Task brief - Rewrite the listing from its first line through the line containing "ascii-art-line: .;loddo:' loolloddo", with "search-input" changed to "search-field" and nothing else altered.

Records for this exercise -
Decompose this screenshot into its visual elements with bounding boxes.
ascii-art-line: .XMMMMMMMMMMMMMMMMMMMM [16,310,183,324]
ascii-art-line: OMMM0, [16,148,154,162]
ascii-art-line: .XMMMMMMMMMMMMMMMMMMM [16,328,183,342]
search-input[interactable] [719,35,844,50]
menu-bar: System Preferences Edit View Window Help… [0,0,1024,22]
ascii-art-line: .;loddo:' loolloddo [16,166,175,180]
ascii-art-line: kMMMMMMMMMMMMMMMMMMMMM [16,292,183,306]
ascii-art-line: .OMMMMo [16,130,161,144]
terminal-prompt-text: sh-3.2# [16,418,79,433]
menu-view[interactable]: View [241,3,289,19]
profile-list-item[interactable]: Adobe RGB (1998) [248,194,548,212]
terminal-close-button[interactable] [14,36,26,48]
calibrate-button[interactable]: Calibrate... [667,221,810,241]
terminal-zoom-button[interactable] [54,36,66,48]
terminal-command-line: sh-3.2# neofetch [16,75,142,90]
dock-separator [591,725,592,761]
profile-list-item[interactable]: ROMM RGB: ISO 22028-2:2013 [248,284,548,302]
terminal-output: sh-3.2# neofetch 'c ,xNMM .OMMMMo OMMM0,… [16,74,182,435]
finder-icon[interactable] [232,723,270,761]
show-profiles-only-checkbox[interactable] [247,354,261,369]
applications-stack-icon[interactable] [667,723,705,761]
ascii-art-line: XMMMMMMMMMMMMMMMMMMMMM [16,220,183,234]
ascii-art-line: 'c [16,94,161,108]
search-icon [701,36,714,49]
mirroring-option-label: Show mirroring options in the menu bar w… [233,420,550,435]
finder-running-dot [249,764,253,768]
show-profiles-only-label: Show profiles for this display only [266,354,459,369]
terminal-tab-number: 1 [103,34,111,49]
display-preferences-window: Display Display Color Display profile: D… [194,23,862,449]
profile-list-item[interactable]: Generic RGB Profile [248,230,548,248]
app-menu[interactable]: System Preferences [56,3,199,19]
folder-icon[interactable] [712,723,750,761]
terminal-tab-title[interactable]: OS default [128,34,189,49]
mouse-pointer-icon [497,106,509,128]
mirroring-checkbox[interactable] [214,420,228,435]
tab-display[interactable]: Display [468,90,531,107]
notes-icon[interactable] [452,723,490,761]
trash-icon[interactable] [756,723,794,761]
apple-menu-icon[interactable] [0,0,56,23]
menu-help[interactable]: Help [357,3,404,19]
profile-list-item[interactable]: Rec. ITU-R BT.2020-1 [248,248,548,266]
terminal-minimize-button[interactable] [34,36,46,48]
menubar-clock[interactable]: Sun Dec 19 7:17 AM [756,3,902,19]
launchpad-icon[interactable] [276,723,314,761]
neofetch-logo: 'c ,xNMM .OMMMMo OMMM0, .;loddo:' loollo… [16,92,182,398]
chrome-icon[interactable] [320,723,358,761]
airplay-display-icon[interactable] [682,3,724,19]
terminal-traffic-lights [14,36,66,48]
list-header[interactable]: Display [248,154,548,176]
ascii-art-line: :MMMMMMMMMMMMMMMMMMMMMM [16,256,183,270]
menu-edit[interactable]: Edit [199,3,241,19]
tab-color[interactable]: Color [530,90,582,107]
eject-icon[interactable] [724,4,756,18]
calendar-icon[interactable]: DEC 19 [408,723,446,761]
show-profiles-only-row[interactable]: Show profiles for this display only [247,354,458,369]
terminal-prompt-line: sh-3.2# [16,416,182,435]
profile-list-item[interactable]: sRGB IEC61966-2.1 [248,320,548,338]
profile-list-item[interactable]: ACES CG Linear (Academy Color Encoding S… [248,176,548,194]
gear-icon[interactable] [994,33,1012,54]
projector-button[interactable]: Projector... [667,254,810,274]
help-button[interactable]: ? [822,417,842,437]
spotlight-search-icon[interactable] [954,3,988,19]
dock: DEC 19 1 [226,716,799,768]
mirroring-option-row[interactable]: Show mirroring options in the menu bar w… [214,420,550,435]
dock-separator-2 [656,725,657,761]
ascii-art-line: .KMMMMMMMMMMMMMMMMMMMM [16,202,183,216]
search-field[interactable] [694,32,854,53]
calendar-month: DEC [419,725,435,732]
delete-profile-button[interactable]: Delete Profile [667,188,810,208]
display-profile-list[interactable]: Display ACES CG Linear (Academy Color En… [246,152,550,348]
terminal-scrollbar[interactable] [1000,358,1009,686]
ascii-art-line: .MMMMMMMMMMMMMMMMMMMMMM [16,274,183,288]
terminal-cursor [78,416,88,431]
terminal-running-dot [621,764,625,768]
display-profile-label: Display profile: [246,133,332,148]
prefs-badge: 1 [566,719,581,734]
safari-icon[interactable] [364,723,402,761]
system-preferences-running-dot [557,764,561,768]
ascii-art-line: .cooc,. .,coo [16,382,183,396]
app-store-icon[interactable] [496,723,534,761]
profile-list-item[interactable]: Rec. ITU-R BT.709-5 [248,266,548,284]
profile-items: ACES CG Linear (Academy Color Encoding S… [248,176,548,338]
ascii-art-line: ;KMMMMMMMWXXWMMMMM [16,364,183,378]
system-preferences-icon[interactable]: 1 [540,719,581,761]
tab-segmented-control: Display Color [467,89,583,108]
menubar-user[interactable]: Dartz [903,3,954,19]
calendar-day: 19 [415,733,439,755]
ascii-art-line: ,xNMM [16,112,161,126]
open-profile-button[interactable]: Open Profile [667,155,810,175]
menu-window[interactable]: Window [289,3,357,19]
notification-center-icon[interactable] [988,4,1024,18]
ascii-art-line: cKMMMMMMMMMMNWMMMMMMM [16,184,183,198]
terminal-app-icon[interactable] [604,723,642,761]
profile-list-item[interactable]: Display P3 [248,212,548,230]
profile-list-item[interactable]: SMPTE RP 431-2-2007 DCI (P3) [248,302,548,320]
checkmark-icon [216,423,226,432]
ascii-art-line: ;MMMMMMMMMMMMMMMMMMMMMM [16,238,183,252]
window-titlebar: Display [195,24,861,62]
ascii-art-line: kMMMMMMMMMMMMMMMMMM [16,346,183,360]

Task solution -
Decompose this screenshot into its visual elements with bounding boxes.
ascii-art-line: .XMMMMMMMMMMMMMMMMMMMM [16,310,183,324]
ascii-art-line: OMMM0, [16,148,154,162]
ascii-art-line: .XMMMMMMMMMMMMMMMMMMM [16,328,183,342]
search-field[interactable] [719,35,844,50]
menu-bar: System Preferences Edit View Window Help… [0,0,1024,22]
ascii-art-line: .;loddo:' loolloddo [16,166,175,180]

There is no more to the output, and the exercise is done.